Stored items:
※

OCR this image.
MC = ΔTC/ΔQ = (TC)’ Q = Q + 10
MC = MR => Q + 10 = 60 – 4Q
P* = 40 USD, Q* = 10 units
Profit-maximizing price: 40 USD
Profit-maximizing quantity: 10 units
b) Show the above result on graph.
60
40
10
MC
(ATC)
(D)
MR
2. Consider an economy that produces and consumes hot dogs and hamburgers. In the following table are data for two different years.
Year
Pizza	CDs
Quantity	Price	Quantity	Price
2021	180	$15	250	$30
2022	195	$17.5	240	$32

※

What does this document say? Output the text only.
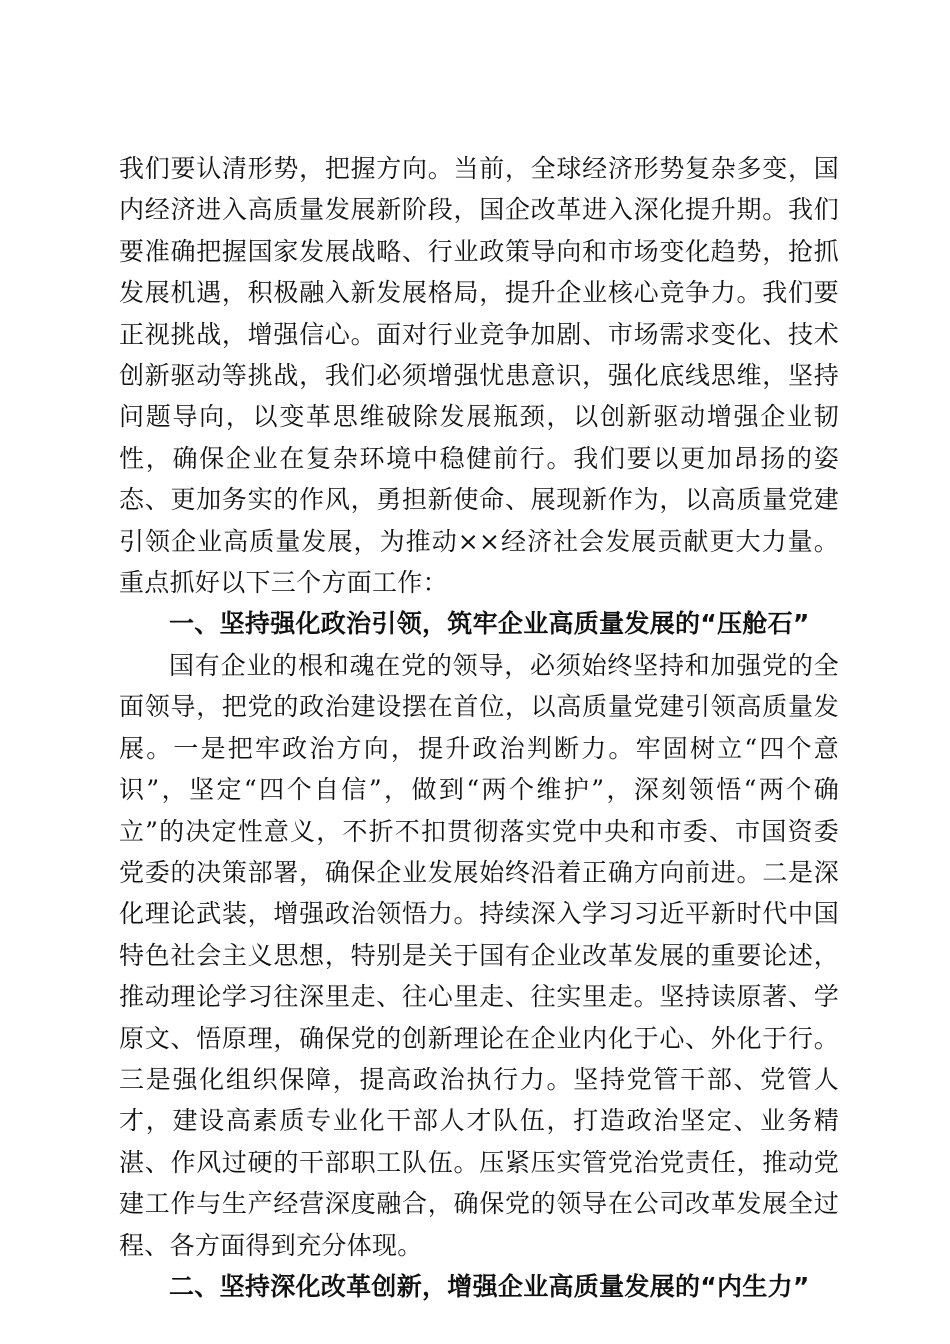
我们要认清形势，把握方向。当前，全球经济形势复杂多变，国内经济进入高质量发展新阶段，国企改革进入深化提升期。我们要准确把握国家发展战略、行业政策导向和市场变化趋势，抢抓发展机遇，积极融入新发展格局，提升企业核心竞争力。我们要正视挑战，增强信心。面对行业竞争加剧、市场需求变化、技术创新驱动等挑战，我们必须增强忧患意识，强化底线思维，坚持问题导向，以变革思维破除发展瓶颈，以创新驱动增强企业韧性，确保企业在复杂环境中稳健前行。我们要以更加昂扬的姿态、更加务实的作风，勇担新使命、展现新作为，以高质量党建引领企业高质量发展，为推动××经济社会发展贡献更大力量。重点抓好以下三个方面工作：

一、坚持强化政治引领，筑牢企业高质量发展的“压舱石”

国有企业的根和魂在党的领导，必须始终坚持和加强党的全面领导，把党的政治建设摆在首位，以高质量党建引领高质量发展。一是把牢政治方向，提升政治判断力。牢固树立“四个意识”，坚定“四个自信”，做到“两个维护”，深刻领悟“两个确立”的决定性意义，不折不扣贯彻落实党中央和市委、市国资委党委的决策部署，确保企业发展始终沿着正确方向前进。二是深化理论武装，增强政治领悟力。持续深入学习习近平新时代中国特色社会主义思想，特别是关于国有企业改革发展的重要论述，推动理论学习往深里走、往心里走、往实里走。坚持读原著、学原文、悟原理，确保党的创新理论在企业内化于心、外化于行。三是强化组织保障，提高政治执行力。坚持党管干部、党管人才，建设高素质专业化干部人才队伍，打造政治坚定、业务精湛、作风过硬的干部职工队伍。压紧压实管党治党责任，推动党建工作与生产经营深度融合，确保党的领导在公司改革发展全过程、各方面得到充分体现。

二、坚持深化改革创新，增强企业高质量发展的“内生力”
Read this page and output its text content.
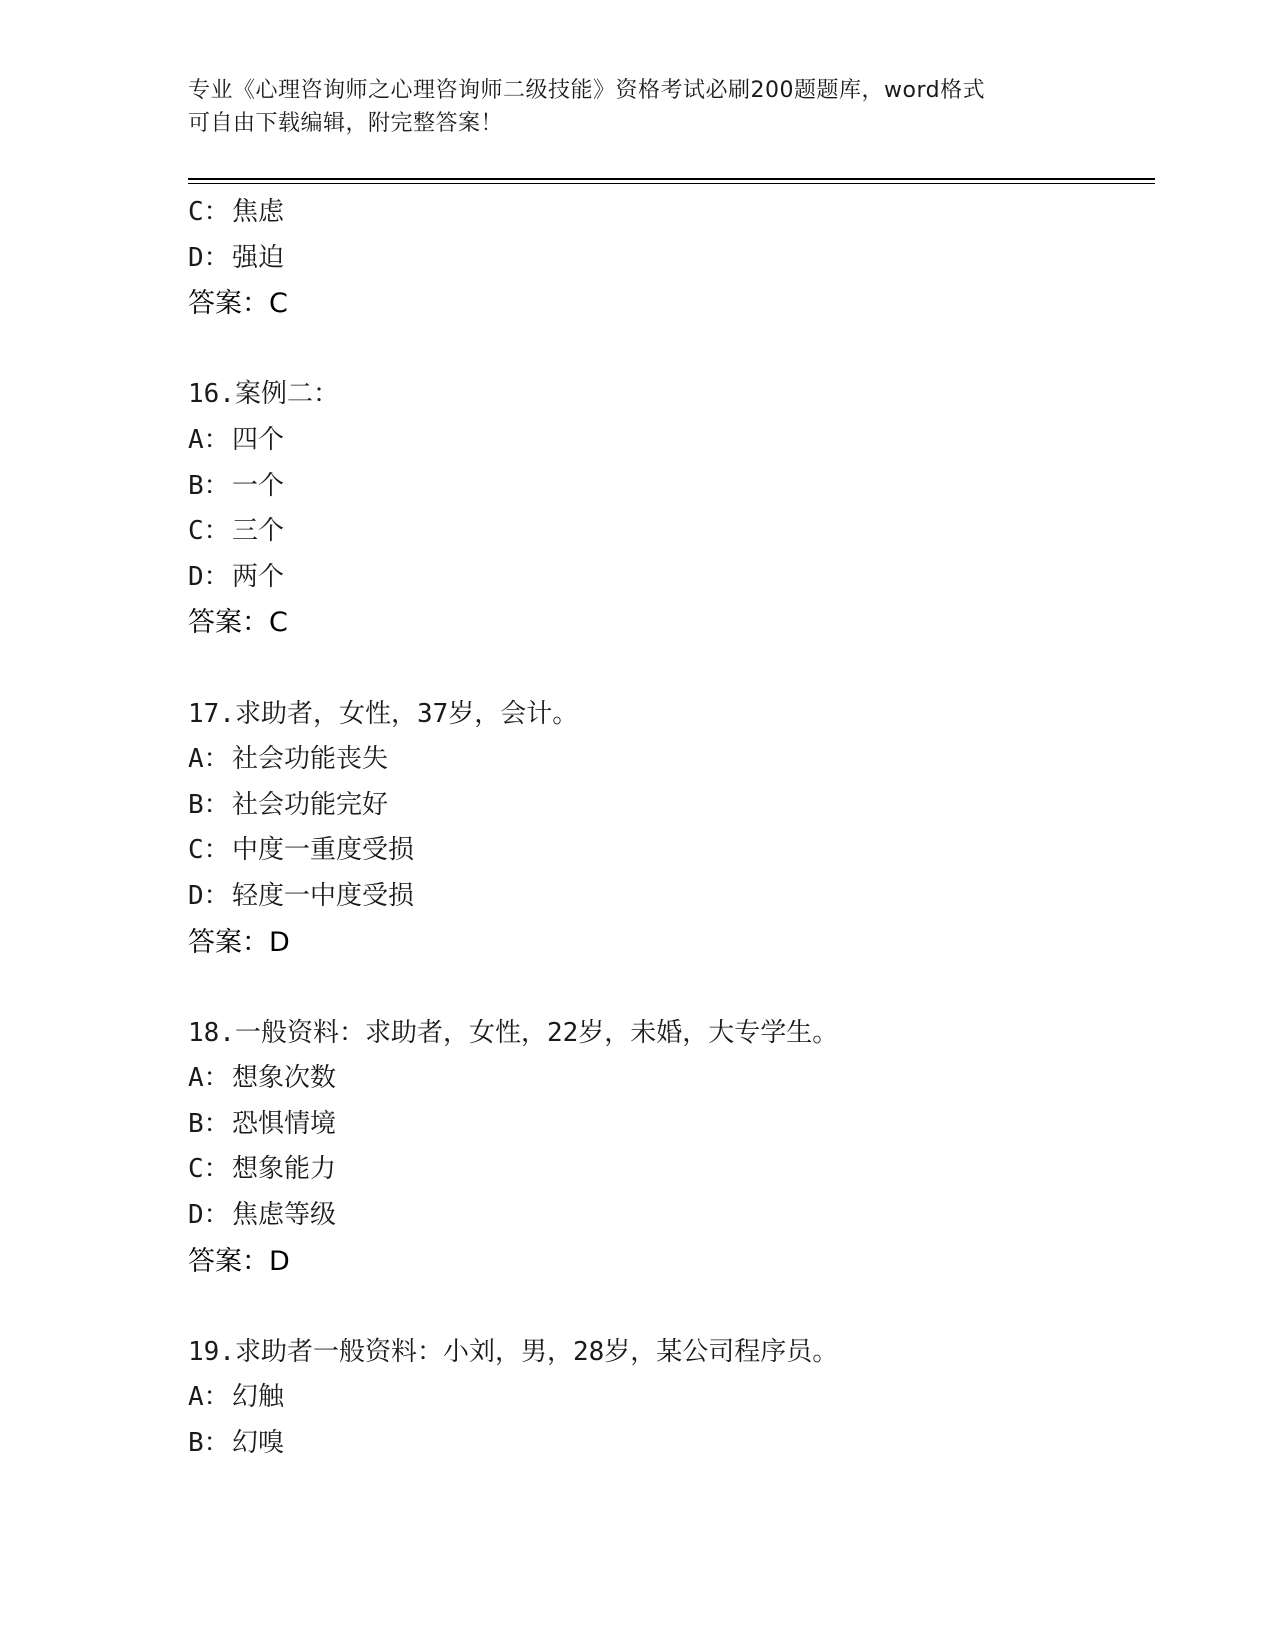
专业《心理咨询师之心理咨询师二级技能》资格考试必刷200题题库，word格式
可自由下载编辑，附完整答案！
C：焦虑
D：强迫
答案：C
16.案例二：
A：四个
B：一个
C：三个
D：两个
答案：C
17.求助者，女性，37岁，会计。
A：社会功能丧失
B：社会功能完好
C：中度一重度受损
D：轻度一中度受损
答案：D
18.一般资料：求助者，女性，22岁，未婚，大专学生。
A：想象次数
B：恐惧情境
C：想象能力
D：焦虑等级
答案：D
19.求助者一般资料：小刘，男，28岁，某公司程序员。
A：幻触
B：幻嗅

※

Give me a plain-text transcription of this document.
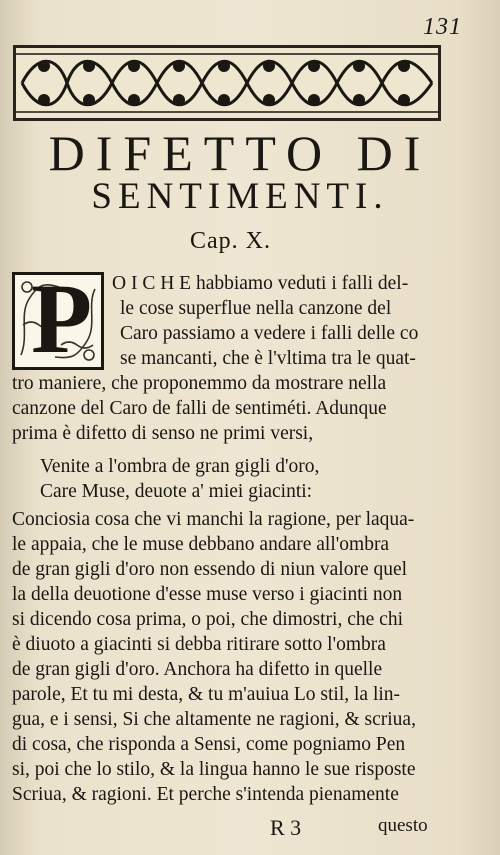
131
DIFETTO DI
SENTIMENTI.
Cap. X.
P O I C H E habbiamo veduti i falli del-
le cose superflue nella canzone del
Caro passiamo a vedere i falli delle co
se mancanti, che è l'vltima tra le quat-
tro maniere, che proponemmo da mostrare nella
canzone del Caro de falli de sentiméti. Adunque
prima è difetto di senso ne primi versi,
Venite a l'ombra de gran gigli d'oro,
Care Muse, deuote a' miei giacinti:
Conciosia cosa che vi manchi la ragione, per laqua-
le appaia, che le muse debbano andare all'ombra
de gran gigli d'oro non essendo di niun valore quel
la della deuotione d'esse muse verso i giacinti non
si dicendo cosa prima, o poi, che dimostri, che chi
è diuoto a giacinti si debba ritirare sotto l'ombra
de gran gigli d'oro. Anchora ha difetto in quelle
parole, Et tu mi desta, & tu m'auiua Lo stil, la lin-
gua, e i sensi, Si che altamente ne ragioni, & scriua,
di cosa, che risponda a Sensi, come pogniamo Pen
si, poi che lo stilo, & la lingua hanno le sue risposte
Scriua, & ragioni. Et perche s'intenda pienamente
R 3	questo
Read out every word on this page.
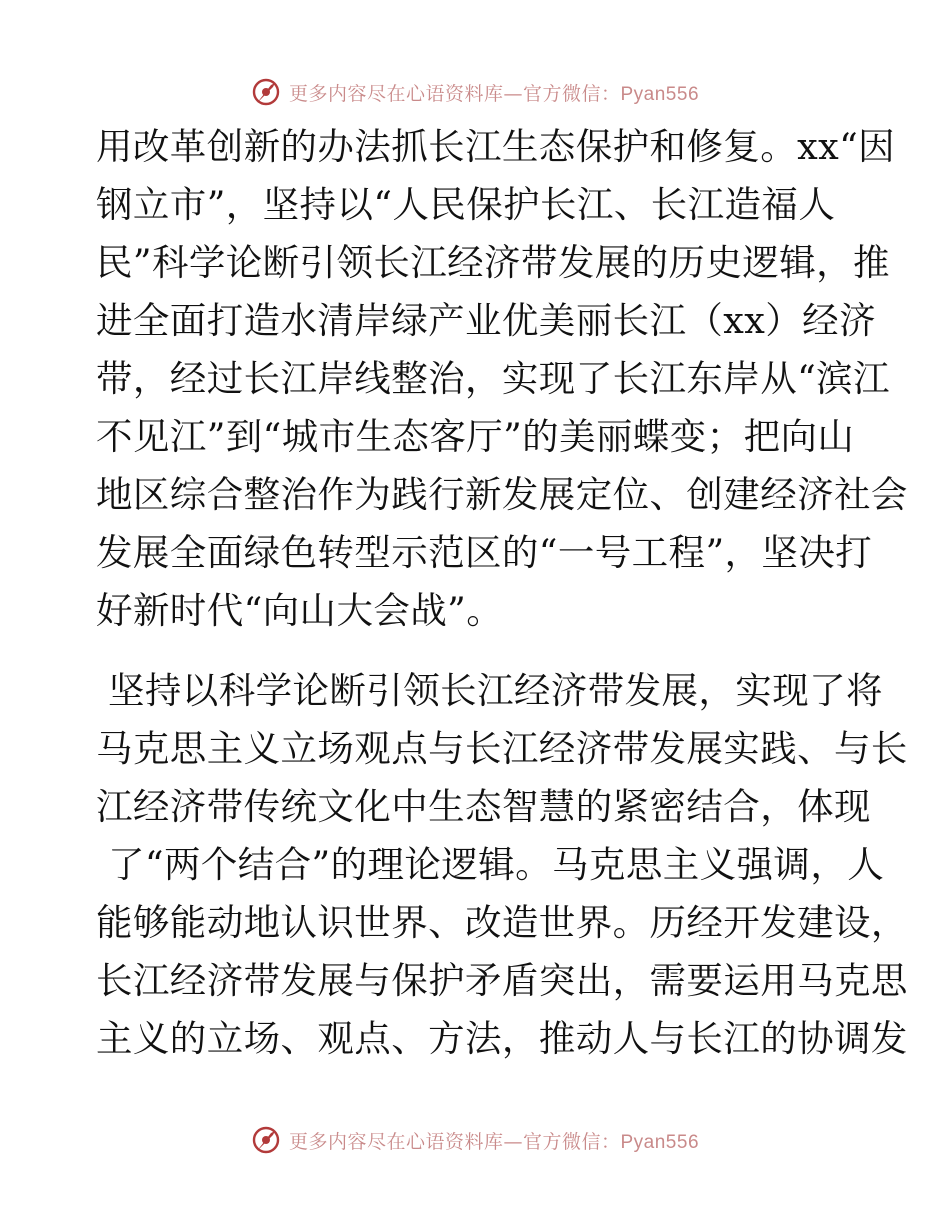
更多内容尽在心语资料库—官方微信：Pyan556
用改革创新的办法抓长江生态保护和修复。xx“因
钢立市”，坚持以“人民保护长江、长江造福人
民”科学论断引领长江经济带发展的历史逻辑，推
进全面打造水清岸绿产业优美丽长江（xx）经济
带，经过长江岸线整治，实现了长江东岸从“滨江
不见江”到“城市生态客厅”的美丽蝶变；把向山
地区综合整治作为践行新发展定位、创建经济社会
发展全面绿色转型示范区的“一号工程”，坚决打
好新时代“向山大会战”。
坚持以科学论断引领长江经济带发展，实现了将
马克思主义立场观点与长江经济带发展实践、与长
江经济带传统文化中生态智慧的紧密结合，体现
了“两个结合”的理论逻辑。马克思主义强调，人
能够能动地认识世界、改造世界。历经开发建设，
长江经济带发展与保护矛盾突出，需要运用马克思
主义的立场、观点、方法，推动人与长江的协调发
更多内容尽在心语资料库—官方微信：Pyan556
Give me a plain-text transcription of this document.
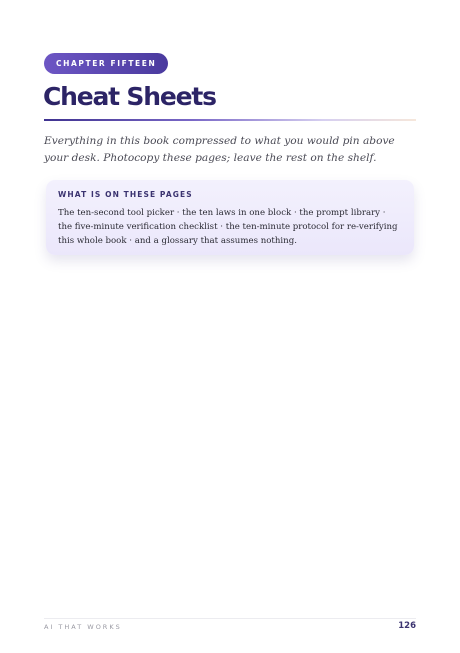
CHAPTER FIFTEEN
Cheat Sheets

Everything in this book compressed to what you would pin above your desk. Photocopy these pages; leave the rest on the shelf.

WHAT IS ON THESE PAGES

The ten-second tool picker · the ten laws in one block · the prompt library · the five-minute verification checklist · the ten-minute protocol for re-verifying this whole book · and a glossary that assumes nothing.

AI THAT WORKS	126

※

What is required
What is the number of lines in the data that hold the string "nella"? Answer with the number only.

Final answer
2